PROBLEM TO WORK ON: Find how many lines hold the word "razie". Give only the number.

_ _ _ _ _

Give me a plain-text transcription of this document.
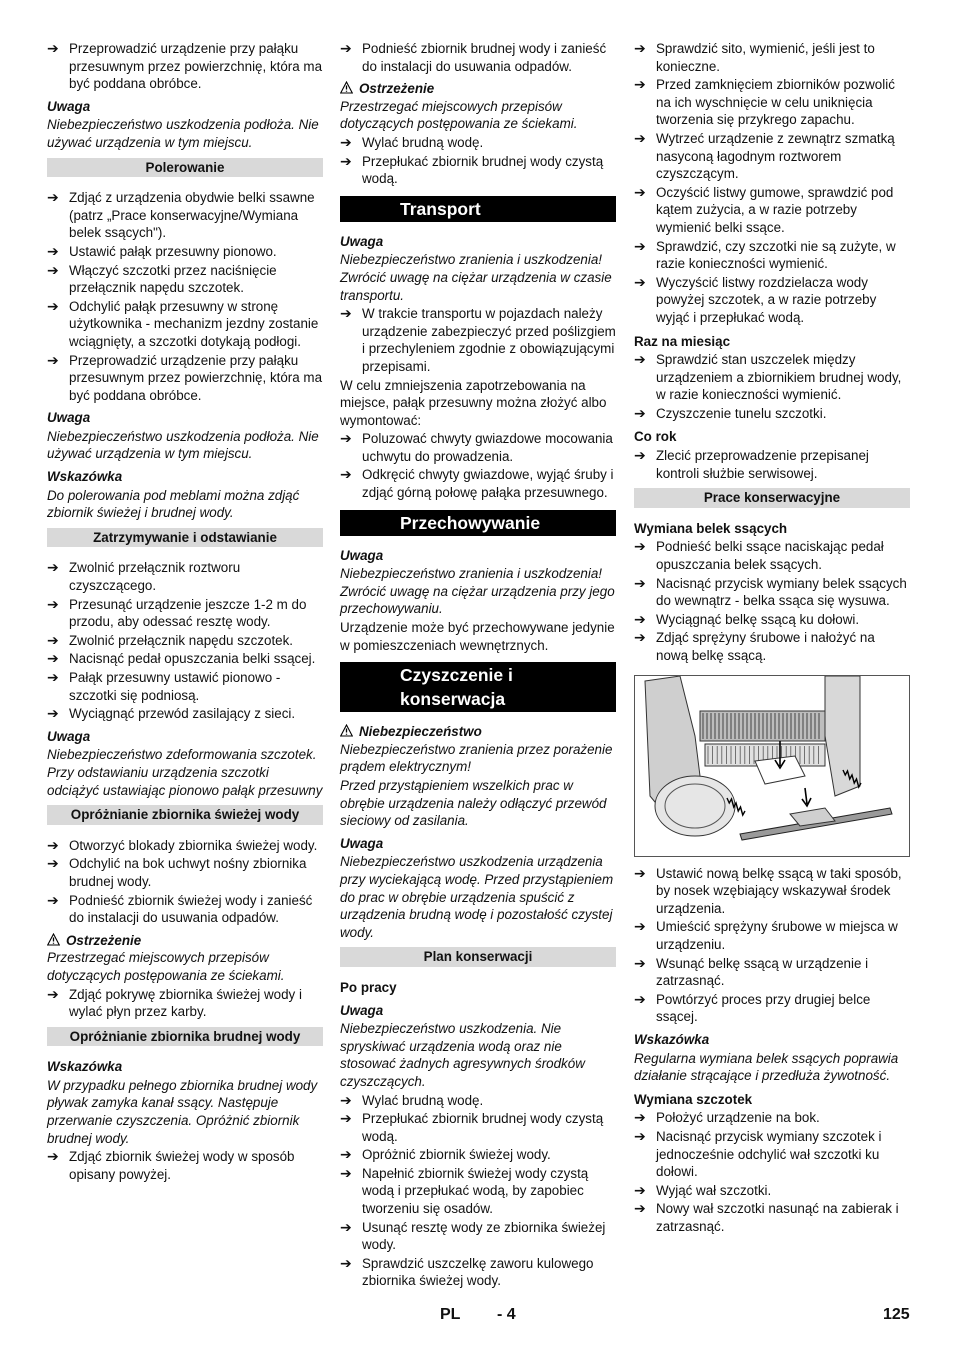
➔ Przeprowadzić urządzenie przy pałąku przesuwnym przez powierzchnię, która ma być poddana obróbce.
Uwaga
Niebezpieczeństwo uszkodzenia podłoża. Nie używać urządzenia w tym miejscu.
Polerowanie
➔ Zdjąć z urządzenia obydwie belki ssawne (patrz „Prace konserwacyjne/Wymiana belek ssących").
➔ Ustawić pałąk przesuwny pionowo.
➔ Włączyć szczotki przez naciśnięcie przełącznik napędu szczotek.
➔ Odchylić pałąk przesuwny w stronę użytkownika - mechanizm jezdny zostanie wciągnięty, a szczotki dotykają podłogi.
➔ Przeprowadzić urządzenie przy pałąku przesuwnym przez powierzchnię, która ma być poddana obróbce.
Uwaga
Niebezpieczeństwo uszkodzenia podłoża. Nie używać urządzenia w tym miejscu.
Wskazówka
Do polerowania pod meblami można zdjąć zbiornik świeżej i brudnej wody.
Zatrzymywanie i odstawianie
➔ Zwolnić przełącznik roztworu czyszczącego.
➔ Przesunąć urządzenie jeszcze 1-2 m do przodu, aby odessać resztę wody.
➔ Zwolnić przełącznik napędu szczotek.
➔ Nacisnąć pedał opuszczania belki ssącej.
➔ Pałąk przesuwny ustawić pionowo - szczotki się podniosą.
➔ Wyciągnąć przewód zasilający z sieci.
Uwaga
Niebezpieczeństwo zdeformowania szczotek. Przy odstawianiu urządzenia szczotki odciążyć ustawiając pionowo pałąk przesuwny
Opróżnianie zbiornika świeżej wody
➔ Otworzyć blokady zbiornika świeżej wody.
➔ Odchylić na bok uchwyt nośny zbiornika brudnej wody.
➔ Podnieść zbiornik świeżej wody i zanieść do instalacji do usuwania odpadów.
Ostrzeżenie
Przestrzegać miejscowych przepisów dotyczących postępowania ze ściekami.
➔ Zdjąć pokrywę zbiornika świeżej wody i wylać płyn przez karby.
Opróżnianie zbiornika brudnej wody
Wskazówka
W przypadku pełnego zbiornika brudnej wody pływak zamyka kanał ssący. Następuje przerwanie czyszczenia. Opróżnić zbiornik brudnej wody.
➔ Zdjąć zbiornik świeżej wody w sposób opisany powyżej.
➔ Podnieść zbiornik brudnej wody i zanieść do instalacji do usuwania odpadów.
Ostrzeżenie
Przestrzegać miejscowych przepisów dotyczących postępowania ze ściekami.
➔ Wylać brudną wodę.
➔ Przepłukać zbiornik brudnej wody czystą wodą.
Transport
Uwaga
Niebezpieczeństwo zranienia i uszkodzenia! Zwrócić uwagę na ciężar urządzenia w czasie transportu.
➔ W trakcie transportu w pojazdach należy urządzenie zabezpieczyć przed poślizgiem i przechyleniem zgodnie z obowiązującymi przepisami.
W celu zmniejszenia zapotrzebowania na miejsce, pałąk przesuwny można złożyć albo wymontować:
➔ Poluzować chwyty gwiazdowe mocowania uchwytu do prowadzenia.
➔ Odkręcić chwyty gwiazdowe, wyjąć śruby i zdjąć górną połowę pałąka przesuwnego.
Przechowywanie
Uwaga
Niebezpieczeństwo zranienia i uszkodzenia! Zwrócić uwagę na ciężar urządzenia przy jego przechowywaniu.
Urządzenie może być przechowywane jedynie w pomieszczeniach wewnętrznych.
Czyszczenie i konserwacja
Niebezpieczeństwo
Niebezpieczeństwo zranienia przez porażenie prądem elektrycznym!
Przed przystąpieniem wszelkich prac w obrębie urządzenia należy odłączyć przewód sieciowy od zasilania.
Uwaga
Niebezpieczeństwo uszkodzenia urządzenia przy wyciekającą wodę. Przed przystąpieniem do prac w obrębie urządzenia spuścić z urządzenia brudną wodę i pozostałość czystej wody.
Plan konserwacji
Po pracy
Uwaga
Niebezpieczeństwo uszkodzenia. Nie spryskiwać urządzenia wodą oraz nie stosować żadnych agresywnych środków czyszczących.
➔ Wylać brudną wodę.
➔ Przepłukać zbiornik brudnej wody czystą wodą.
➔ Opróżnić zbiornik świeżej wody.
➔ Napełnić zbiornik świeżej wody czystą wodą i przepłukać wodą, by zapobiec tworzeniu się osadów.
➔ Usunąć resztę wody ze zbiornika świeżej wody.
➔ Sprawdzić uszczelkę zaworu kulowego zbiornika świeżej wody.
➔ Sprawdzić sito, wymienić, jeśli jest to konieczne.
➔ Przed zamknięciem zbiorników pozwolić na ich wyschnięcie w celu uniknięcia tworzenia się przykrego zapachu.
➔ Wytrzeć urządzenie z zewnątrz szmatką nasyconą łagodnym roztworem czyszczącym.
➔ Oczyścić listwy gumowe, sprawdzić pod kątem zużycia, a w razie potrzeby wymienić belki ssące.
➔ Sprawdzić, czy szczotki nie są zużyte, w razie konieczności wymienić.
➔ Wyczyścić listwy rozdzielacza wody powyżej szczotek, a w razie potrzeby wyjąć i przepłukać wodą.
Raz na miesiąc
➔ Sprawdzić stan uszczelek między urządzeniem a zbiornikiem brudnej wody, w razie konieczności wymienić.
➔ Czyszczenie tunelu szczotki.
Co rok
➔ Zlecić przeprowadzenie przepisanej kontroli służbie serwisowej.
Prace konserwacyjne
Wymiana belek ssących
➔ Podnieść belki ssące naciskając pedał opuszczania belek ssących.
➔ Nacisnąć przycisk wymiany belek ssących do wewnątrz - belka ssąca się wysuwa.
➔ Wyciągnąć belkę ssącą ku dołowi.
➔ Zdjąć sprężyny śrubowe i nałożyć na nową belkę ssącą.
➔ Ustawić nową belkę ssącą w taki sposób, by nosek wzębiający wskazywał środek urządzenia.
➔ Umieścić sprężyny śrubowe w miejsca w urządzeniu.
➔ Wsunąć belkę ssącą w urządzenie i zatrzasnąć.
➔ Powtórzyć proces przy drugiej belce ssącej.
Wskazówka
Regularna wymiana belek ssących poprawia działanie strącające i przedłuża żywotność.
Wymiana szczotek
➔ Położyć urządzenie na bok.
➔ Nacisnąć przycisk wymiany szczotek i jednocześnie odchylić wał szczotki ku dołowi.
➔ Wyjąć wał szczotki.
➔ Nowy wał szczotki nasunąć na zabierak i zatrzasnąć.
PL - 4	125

_ _ _ _ _

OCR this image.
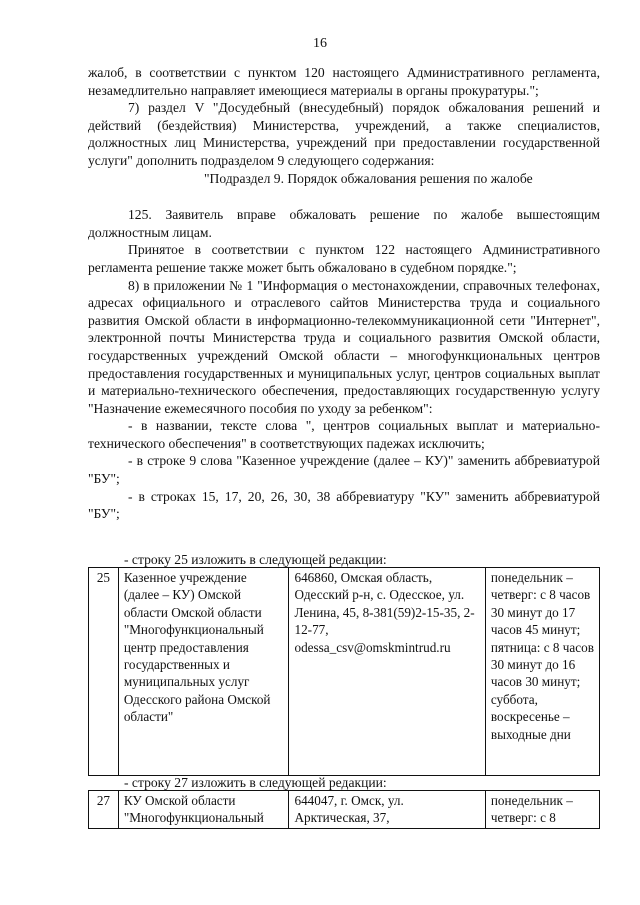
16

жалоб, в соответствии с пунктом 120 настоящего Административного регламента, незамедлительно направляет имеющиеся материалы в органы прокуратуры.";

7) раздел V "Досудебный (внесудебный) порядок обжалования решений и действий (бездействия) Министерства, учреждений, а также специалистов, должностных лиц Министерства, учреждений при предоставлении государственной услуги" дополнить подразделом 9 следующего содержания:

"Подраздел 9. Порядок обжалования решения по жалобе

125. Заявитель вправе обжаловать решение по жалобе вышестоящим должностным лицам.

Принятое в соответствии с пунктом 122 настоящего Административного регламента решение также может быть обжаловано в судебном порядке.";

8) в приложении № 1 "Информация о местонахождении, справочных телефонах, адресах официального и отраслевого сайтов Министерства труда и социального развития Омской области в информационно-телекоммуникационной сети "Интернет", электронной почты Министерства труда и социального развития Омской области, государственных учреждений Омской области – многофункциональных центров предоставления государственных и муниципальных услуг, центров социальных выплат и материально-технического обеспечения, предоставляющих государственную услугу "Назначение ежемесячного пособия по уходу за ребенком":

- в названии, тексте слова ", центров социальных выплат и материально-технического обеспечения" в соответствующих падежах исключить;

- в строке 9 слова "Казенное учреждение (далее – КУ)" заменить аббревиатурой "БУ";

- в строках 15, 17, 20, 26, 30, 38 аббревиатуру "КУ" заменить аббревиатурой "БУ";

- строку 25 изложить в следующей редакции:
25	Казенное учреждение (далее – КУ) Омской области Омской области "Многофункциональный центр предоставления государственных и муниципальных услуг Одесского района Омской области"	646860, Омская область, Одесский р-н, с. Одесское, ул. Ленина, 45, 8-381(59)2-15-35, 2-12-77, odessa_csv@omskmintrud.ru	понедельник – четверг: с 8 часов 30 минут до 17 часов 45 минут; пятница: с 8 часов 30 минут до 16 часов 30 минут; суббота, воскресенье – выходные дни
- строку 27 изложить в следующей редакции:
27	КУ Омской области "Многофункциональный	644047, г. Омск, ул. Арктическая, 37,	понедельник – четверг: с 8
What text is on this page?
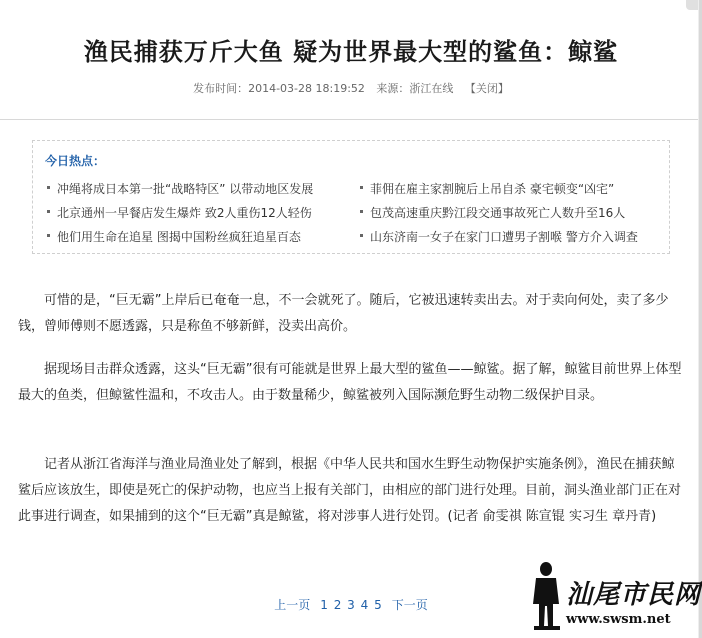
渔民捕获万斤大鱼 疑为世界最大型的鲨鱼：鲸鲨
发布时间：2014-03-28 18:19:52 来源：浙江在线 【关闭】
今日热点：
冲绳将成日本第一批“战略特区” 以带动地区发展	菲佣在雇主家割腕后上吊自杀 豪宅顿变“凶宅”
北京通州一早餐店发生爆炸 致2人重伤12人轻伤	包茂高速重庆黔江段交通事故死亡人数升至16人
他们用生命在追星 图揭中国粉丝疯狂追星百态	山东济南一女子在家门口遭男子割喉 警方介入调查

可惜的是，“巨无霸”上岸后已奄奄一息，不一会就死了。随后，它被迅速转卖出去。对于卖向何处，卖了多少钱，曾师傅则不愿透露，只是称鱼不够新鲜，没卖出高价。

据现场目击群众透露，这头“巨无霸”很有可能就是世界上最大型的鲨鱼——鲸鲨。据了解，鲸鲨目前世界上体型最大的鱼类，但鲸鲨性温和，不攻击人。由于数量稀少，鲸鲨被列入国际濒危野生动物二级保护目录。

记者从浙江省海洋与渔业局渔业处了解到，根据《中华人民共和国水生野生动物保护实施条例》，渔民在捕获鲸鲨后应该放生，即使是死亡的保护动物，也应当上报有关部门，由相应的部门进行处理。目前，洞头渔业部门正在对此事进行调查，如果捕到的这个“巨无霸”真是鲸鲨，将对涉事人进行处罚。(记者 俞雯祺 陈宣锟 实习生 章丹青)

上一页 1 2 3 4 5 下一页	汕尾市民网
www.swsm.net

_ _ _ _ _

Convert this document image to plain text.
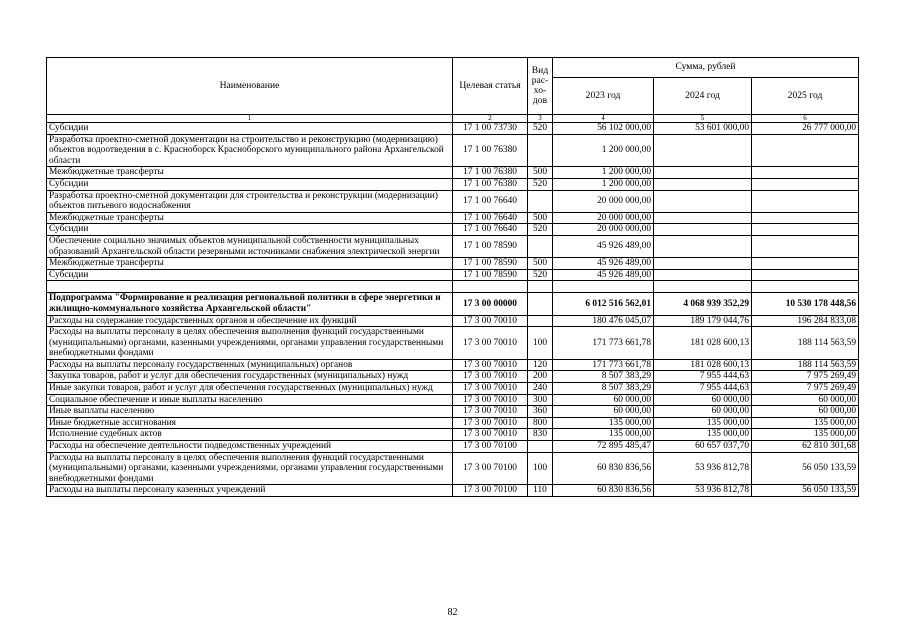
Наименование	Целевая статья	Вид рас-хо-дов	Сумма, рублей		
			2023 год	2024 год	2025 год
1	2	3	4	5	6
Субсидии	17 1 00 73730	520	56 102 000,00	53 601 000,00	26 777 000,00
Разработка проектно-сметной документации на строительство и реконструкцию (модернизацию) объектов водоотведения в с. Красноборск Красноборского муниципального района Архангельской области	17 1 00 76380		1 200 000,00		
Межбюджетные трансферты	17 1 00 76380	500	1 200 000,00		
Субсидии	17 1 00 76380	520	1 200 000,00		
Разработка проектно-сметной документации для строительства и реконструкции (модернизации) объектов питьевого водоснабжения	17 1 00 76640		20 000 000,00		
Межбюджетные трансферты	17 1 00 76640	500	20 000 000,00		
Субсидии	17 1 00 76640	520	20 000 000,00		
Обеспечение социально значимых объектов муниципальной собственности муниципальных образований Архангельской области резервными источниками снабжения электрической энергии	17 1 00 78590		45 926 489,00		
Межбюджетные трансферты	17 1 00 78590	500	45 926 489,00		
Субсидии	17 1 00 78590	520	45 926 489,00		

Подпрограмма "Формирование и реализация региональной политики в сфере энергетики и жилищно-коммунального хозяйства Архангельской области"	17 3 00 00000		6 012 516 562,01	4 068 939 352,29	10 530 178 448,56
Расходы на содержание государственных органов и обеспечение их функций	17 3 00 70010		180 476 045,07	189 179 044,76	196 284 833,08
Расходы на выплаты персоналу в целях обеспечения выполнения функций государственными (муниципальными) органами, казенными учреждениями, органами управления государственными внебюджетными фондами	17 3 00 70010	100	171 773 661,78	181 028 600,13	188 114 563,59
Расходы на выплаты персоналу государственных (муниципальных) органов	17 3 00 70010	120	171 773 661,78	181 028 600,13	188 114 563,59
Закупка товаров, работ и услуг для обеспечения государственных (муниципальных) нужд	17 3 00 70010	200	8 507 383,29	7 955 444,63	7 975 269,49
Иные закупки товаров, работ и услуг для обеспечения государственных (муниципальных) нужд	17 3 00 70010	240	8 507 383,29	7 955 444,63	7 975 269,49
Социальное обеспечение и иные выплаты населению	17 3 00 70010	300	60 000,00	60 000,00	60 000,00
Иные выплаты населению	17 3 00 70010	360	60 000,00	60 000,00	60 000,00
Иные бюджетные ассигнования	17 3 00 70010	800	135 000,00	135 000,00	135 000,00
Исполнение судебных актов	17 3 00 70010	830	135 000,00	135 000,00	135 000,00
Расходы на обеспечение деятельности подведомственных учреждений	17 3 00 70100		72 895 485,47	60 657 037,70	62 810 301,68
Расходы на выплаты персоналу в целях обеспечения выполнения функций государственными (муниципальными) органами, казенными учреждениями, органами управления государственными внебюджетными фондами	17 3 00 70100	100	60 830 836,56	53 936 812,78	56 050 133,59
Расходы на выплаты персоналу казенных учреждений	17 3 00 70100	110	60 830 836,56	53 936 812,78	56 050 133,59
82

_ _ _ _ _

TASK RESULT: 4